▶ **TAREFA PROPOSTA 1**
Transcreva fielmente o trecho do texto de leitura que vai de "F. A.: O diário" até "Carlos Franco Barbosa.".
▶ **TAREFA PROPOSTA 2**
Com base no texto de leitura, responda:
(a) Segundo F. A., o diário é como o quê?
(b) Em que local foi tirada a fotografia?
(c) Quem cedeu a foto para a página Comunidades?

▶ **TEXTO DE LEITURA**
F. A.: O diário é como um vício. Um vício bom. Pelo menos dele não se morre.

Ponta Delgada, 17 de abril de 1998.


Círculo literário de 40

Na foto, da esquerda para direita  ‑ em pé: António Viveiros Tavares, Carlos Manuel Serpa de Almeida Lima, Eduíno de Jesus, Fernando Lima, e Luís Amaral. Sentados: Jacinto Soares Albergaria, Eduardo Bettencourt Avila, Fernando Aires e Carlos Franco Barbosa.

(Fotografia tirada no jardim em frente ao Liceu Antero de Quental, Ponta Delgada, em Abril de 1946. Os nomes em itálico são dos elementos que pertenciam ao Círculo Literário de 40, segundo informa Maria João Ruivo que cedeu a foto para a página Comunidades <http://programas.rtp.pt/icmblogs/rtp/comunidades/index.php?k=Literatura-acoriana-aquela-geracao-de-40-URBANO-BETTENCOURT-12.rtp&post=40794>)

▶ **DADOS EXTRAÍDOS**
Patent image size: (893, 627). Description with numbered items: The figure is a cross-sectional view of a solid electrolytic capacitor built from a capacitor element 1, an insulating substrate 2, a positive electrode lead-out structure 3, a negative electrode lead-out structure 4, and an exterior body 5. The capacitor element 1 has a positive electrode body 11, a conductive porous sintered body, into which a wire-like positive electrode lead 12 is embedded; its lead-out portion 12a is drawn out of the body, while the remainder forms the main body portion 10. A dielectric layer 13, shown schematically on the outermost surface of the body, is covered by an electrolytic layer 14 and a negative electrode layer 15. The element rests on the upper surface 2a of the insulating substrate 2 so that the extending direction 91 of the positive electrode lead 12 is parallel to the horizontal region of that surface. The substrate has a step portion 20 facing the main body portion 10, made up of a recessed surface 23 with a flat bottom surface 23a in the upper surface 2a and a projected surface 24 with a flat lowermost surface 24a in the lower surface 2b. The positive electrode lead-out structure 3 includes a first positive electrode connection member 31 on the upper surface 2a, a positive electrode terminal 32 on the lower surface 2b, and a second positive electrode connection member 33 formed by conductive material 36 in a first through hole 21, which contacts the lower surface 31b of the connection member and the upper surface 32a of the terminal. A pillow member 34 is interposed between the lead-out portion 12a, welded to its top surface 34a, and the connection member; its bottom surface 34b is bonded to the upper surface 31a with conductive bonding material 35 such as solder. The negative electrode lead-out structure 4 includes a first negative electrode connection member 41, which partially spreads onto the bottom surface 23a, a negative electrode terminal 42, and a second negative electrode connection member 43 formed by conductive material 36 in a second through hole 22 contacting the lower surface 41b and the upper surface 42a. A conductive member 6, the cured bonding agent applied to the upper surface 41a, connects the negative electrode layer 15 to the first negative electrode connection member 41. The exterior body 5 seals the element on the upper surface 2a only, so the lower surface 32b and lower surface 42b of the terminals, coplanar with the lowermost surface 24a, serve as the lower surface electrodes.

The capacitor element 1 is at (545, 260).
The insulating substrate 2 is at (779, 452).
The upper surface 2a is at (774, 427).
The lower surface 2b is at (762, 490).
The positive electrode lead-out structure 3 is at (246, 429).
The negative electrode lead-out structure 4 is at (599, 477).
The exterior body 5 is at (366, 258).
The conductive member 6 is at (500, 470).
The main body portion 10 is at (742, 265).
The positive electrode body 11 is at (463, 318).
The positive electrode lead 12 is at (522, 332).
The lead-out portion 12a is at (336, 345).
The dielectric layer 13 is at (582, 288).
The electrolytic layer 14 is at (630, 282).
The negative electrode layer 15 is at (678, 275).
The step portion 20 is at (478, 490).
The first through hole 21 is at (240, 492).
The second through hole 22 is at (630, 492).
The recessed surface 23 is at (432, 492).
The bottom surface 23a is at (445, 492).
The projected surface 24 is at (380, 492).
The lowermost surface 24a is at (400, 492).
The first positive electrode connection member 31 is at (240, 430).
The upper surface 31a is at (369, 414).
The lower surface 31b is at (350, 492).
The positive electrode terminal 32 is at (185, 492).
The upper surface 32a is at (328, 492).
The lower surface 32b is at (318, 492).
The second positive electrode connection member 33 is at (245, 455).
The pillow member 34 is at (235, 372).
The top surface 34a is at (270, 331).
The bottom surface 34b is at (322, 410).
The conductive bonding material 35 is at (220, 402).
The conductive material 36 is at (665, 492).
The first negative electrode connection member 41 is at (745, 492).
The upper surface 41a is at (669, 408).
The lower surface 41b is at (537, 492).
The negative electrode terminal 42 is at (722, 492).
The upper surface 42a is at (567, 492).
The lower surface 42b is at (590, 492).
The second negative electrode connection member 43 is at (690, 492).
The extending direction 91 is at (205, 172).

▶ **RESPOSTA ESCRITA 1**
F. A.: O diário é como um vício. Um vício bom. Pelo menos dele não se morre.

Ponta Delgada, 17 de abril de 1998.


Círculo literário de 40

Na foto, da esquerda para direita  ‑ em pé: António Viveiros Tavares, Carlos Manuel Serpa de Almeida Lima, Eduíno de Jesus, Fernando Lima, e Luís Amaral. Sentados: Jacinto Soares Albergaria, Eduardo Bettencourt Avila, Fernando Aires e Carlos Franco Barbosa.

▶ **RESPOSTA ESCRITA 2**
(a) É como um vício, um vício bom.
(b) No jardim em frente ao Liceu Antero de Quental, em Ponta Delgada.
(c) Maria João Ruivo.